### [Problem description]
Quote all lines below exactly. Images stay out.

[Start of Recorded information]

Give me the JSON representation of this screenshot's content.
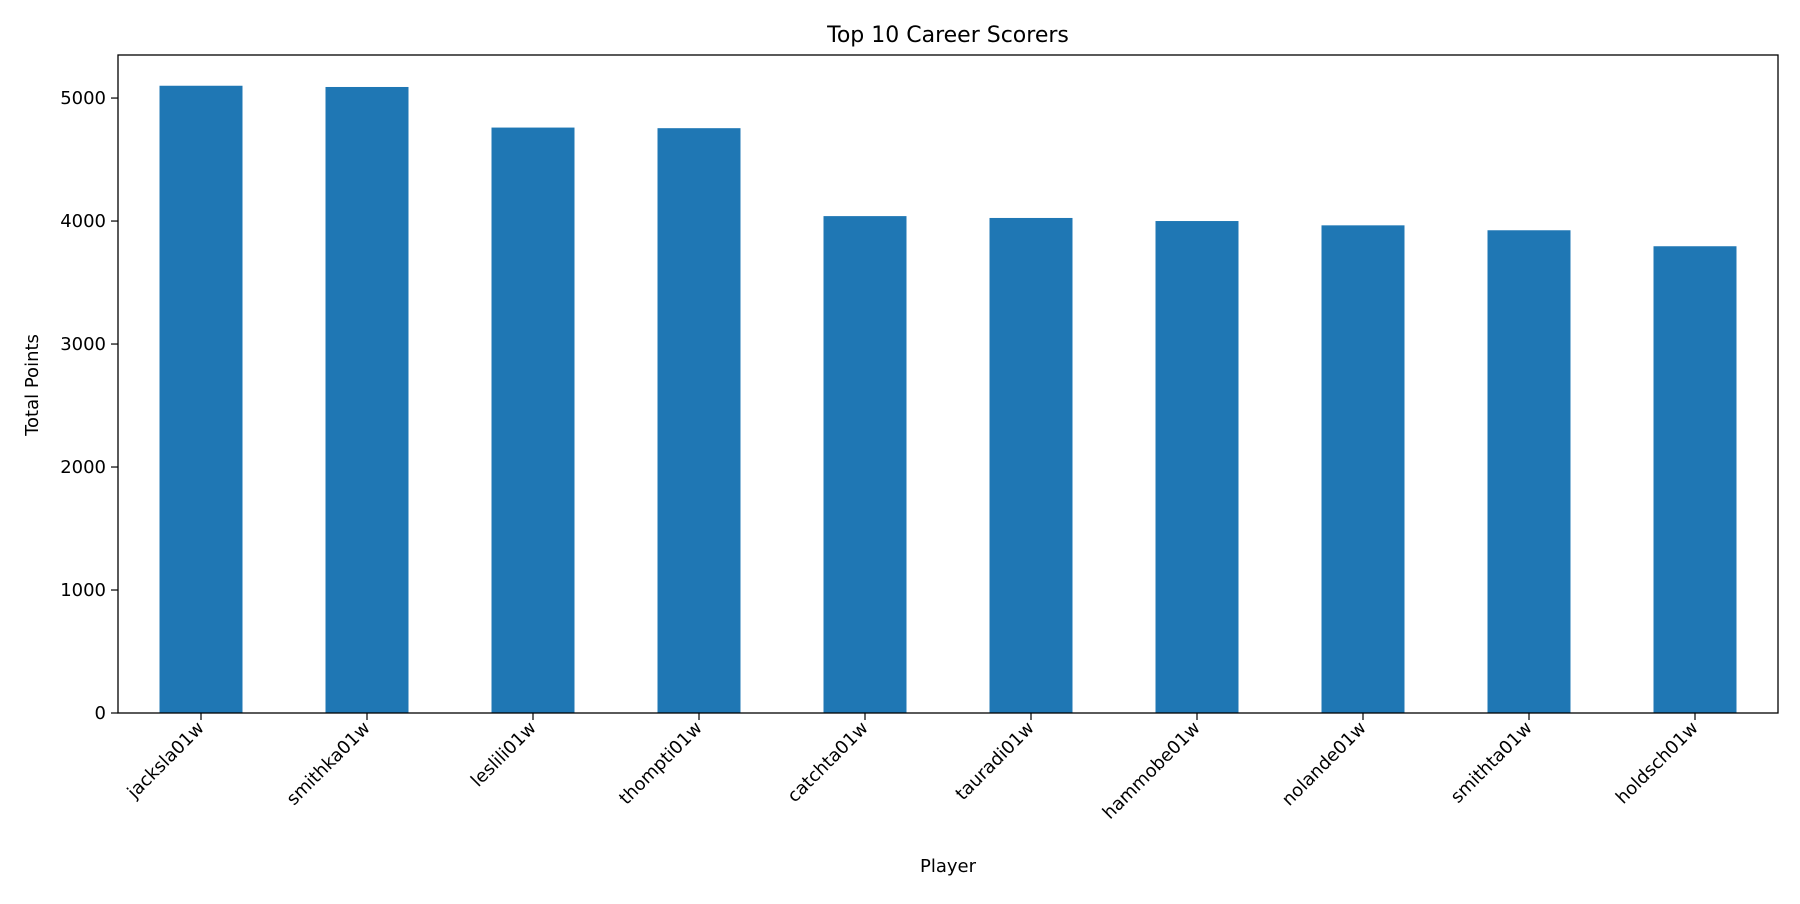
{
  "chart_data": {
    "type": "bar",
    "title": "Top 10 Career Scorers",
    "xlabel": "Player",
    "ylabel": "Total Points",
    "categories": [
      "jacksla01w",
      "smithka01w",
      "leslili01w",
      "thompti01w",
      "catchta01w",
      "tauradi01w",
      "hammobe01w",
      "nolande01w",
      "smithta01w",
      "holdsch01w"
    ],
    "values": [
      5100,
      5090,
      4760,
      4755,
      4040,
      4025,
      4000,
      3965,
      3925,
      3795
    ],
    "ylim": [
      0,
      5350
    ],
    "yticks": [
      0,
      1000,
      2000,
      3000,
      4000,
      5000
    ],
    "grid": false,
    "legend": "none",
    "bar_color": "#1f77b4"
  }
}
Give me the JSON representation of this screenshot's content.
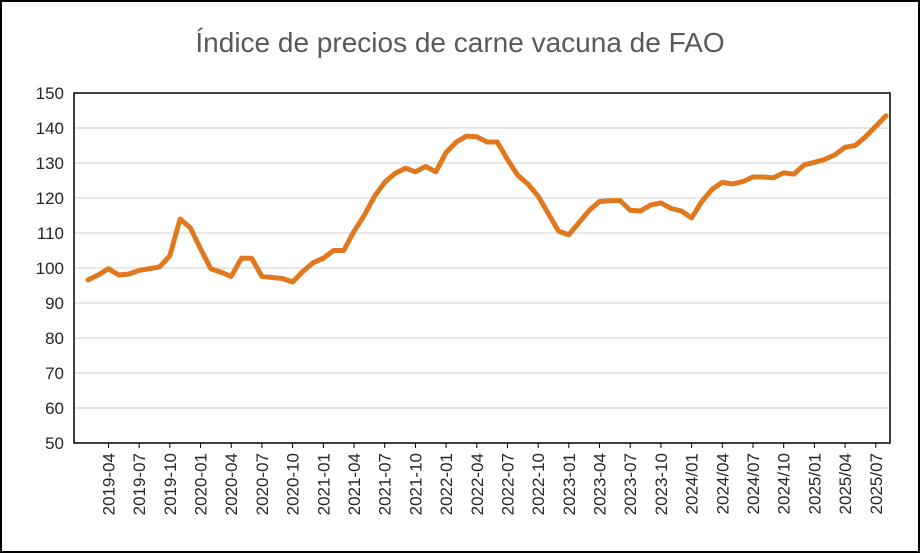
{
  "chart_data": {
    "type": "line",
    "title": "Índice de precios de carne vacuna de FAO",
    "xlabel": "",
    "ylabel": "",
    "ylim": [
      50,
      150
    ],
    "yticks": [
      "50",
      "60",
      "70",
      "80",
      "90",
      "100",
      "110",
      "120",
      "130",
      "140",
      "150"
    ],
    "xtick_labels": [
      "2019-04",
      "2019-07",
      "2019-10",
      "2020-01",
      "2020-04",
      "2020-07",
      "2020-10",
      "2021-01",
      "2021-04",
      "2021-07",
      "2021-10",
      "2022-01",
      "2022-04",
      "2022-07",
      "2022-10",
      "2023-01",
      "2023-04",
      "2023-07",
      "2023-10",
      "2024/01",
      "2024/04",
      "2024/07",
      "2024/10",
      "2025/01",
      "2025/04",
      "2025/07"
    ],
    "grid": true,
    "legend": "none",
    "line_color": "#E07820",
    "series": [
      {
        "x": [
          "2019-02",
          "2019-03",
          "2019-04",
          "2019-05",
          "2019-06",
          "2019-07",
          "2019-08",
          "2019-09",
          "2019-10",
          "2019-11",
          "2019-12",
          "2020-01",
          "2020-02",
          "2020-03",
          "2020-04",
          "2020-05",
          "2020-06",
          "2020-07",
          "2020-08",
          "2020-09",
          "2020-10",
          "2020-11",
          "2020-12",
          "2021-01",
          "2021-02",
          "2021-03",
          "2021-04",
          "2021-05",
          "2021-06",
          "2021-07",
          "2021-08",
          "2021-09",
          "2021-10",
          "2021-11",
          "2021-12",
          "2022-01",
          "2022-02",
          "2022-03",
          "2022-04",
          "2022-05",
          "2022-06",
          "2022-07",
          "2022-08",
          "2022-09",
          "2022-10",
          "2022-11",
          "2022-12",
          "2023-01",
          "2023-02",
          "2023-03",
          "2023-04",
          "2023-05",
          "2023-06",
          "2023-07",
          "2023-08",
          "2023-09",
          "2023-10",
          "2023-11",
          "2023-12",
          "2024-01",
          "2024-02",
          "2024-03",
          "2024-04",
          "2024-05",
          "2024-06",
          "2024-07",
          "2024-08",
          "2024-09",
          "2024-10",
          "2024-11",
          "2024-12",
          "2025-01",
          "2025-02",
          "2025-03",
          "2025-04",
          "2025-05",
          "2025-06",
          "2025-07",
          "2025-08"
        ],
        "values": [
          96.6,
          98,
          99.8,
          98,
          98.3,
          99.3,
          99.8,
          100.3,
          103.5,
          114,
          111.5,
          105.5,
          99.8,
          98.8,
          97.6,
          102.8,
          102.8,
          97.6,
          97.3,
          97,
          96,
          99,
          101.5,
          102.8,
          105,
          105,
          110.5,
          115,
          120.5,
          124.5,
          127,
          128.5,
          127.5,
          129,
          127.5,
          133,
          136,
          137.7,
          137.5,
          136,
          136,
          131,
          126.5,
          124,
          120.5,
          115.5,
          110.5,
          109.5,
          113,
          116.5,
          119,
          119.2,
          119.3,
          116.5,
          116.3,
          118,
          118.6,
          117,
          116.3,
          114.3,
          119,
          122.5,
          124.5,
          124,
          124.7,
          126,
          126,
          125.8,
          127.2,
          126.8,
          129.5,
          130.2,
          131,
          132.3,
          134.5,
          135,
          137.5,
          140.5,
          143.5
        ]
      }
    ]
  }
}
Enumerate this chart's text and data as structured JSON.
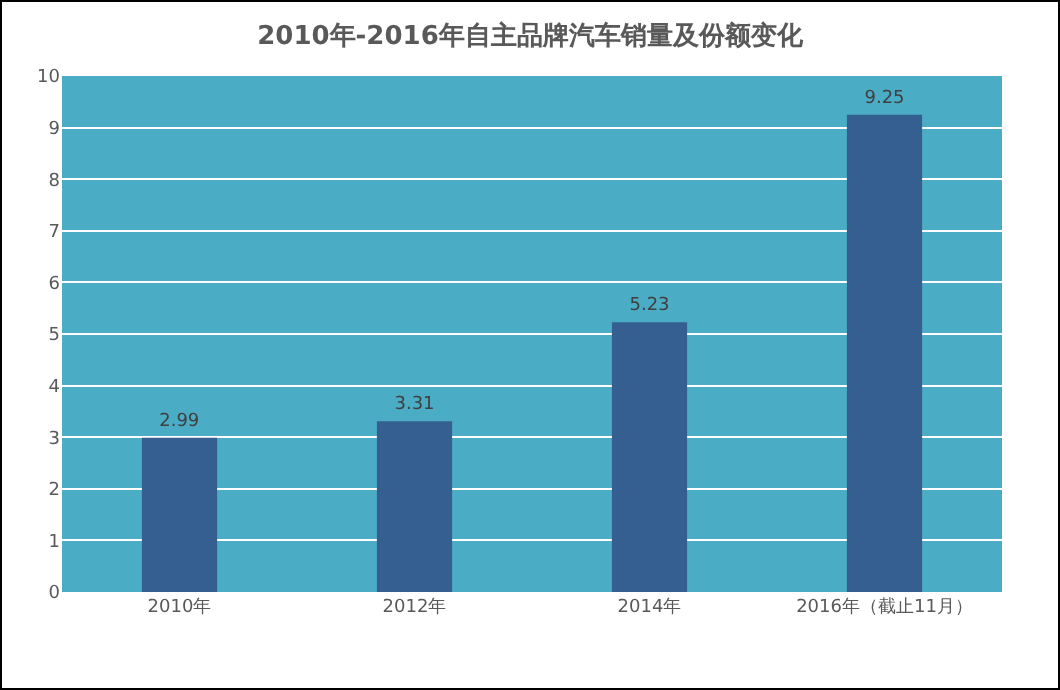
{
  "chart_data": {
    "type": "bar",
    "title": "2010年-2016年自主品牌汽车销量及份额变化",
    "categories": [
      "2010年",
      "2012年",
      "2014年",
      "2016年（截止11月）"
    ],
    "series": [
      {
        "color": "#365f91",
        "values": [
          2.99,
          3.31,
          5.23,
          9.25
        ]
      }
    ],
    "ylim": [
      0,
      10
    ],
    "yticks": [
      0,
      1,
      2,
      3,
      4,
      5,
      6,
      7,
      8,
      9,
      10
    ],
    "grid": "y",
    "data_labels": true
  }
}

[End of Recorded information]

### [Output of the task]
Give me the JSON representation of this screenshot's content.
{
  "chart_data": {
    "type": "bar",
    "title": "Top 10 Career Scorers",
    "xlabel": "Player",
    "ylabel": "Total Points",
    "categories": [
      "jacksla01w",
      "smithka01w",
      "leslili01w",
      "thompti01w",
      "catchta01w",
      "tauradi01w",
      "hammobe01w",
      "nolande01w",
      "smithta01w",
      "holdsch01w"
    ],
    "values": [
      5100,
      5090,
      4760,
      4755,
      4040,
      4025,
      4000,
      3965,
      3925,
      3795
    ],
    "ylim": [
      0,
      5350
    ],
    "yticks": [
      0,
      1000,
      2000,
      3000,
      4000,
      5000
    ],
    "grid": false,
    "legend": "none",
    "bar_color": "#1f77b4"
  }
}
Give me the JSON representation of this screenshot's content.
{
  "chart_data": {
    "type": "line",
    "title": "Índice de precios de carne vacuna de FAO",
    "xlabel": "",
    "ylabel": "",
    "ylim": [
      50,
      150
    ],
    "yticks": [
      "50",
      "60",
      "70",
      "80",
      "90",
      "100",
      "110",
      "120",
      "130",
      "140",
      "150"
    ],
    "xtick_labels": [
      "2019-04",
      "2019-07",
      "2019-10",
      "2020-01",
      "2020-04",
      "2020-07",
      "2020-10",
      "2021-01",
      "2021-04",
      "2021-07",
      "2021-10",
      "2022-01",
      "2022-04",
      "2022-07",
      "2022-10",
      "2023-01",
      "2023-04",
      "2023-07",
      "2023-10",
      "2024/01",
      "2024/04",
      "2024/07",
      "2024/10",
      "2025/01",
      "2025/04",
      "2025/07"
    ],
    "grid": true,
    "legend": "none",
    "line_color": "#E07820",
    "series": [
      {
        "x": [
          "2019-02",
          "2019-03",
          "2019-04",
          "2019-05",
          "2019-06",
          "2019-07",
          "2019-08",
          "2019-09",
          "2019-10",
          "2019-11",
          "2019-12",
          "2020-01",
          "2020-02",
          "2020-03",
          "2020-04",
          "2020-05",
          "2020-06",
          "2020-07",
          "2020-08",
          "2020-09",
          "2020-10",
          "2020-11",
          "2020-12",
          "2021-01",
          "2021-02",
          "2021-03",
          "2021-04",
          "2021-05",
          "2021-06",
          "2021-07",
          "2021-08",
          "2021-09",
          "2021-10",
          "2021-11",
          "2021-12",
          "2022-01",
          "2022-02",
          "2022-03",
          "2022-04",
          "2022-05",
          "2022-06",
          "2022-07",
          "2022-08",
          "2022-09",
          "2022-10",
          "2022-11",
          "2022-12",
          "2023-01",
          "2023-02",
          "2023-03",
          "2023-04",
          "2023-05",
          "2023-06",
          "2023-07",
          "2023-08",
          "2023-09",
          "2023-10",
          "2023-11",
          "2023-12",
          "2024-01",
          "2024-02",
          "2024-03",
          "2024-04",
          "2024-05",
          "2024-06",
          "2024-07",
          "2024-08",
          "2024-09",
          "2024-10",
          "2024-11",
          "2024-12",
          "2025-01",
          "2025-02",
          "2025-03",
          "2025-04",
          "2025-05",
          "2025-06",
          "2025-07",
          "2025-08"
        ],
        "values": [
          96.6,
          98,
          99.8,
          98,
          98.3,
          99.3,
          99.8,
          100.3,
          103.5,
          114,
          111.5,
          105.5,
          99.8,
          98.8,
          97.6,
          102.8,
          102.8,
          97.6,
          97.3,
          97,
          96,
          99,
          101.5,
          102.8,
          105,
          105,
          110.5,
          115,
          120.5,
          124.5,
          127,
          128.5,
          127.5,
          129,
          127.5,
          133,
          136,
          137.7,
          137.5,
          136,
          136,
          131,
          126.5,
          124,
          120.5,
          115.5,
          110.5,
          109.5,
          113,
          116.5,
          119,
          119.2,
          119.3,
          116.5,
          116.3,
          118,
          118.6,
          117,
          116.3,
          114.3,
          119,
          122.5,
          124.5,
          124,
          124.7,
          126,
          126,
          125.8,
          127.2,
          126.8,
          129.5,
          130.2,
          131,
          132.3,
          134.5,
          135,
          137.5,
          140.5,
          143.5
        ]
      }
    ]
  }
}
Enumerate this chart's text and data as structured JSON.
{
  "chart_data": {
    "type": "bar",
    "title": "2010年-2016年自主品牌汽车销量及份额变化",
    "categories": [
      "2010年",
      "2012年",
      "2014年",
      "2016年（截止11月）"
    ],
    "series": [
      {
        "color": "#365f91",
        "values": [
          2.99,
          3.31,
          5.23,
          9.25
        ]
      }
    ],
    "ylim": [
      0,
      10
    ],
    "yticks": [
      0,
      1,
      2,
      3,
      4,
      5,
      6,
      7,
      8,
      9,
      10
    ],
    "grid": "y",
    "data_labels": true
  }
}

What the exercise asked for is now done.